■ Problem statement
Each line in the entries below that holds the string "header" is to be listed.

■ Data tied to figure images
- - -

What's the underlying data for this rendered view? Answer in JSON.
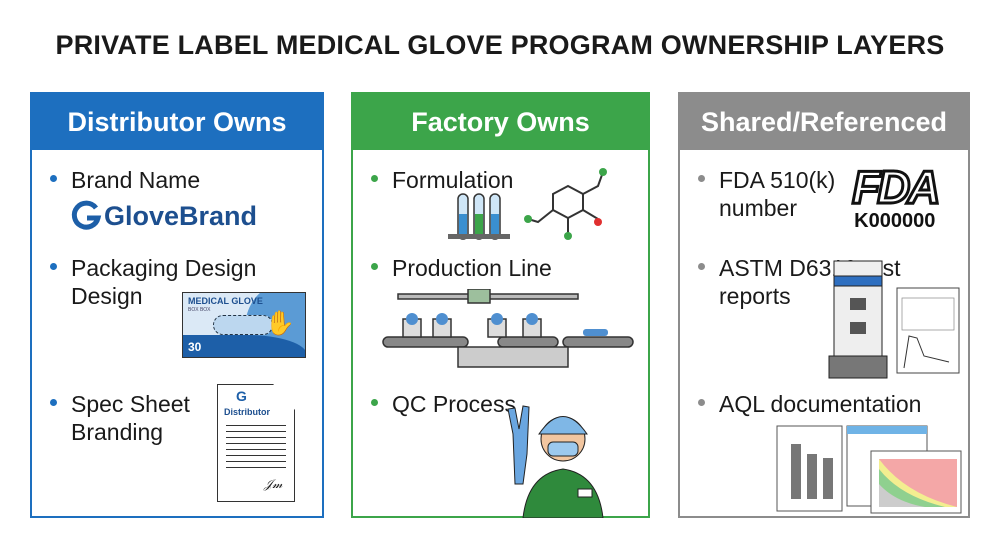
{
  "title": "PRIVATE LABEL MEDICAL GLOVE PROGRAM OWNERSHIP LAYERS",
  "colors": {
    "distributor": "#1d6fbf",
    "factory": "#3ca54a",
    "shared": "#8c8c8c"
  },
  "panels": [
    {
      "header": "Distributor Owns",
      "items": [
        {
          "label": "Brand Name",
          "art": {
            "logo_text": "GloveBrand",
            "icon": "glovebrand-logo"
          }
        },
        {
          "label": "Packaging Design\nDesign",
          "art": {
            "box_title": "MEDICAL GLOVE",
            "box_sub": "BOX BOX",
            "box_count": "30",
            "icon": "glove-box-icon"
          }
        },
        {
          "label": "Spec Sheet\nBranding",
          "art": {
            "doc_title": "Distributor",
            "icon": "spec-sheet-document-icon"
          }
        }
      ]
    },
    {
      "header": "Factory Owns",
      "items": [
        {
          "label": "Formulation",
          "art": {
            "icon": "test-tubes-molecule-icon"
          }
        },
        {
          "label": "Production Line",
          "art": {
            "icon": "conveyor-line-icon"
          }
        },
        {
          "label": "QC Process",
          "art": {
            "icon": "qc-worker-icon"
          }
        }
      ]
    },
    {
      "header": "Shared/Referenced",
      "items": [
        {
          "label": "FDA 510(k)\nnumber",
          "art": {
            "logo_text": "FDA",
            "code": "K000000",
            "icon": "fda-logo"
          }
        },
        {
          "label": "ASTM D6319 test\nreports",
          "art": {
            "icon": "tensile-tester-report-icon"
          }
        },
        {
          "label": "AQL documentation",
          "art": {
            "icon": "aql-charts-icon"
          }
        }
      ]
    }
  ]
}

- - -

■ Task solution
      "header": "Distributor Owns",
      "header": "Factory Owns",
      "header": "Shared/Referenced",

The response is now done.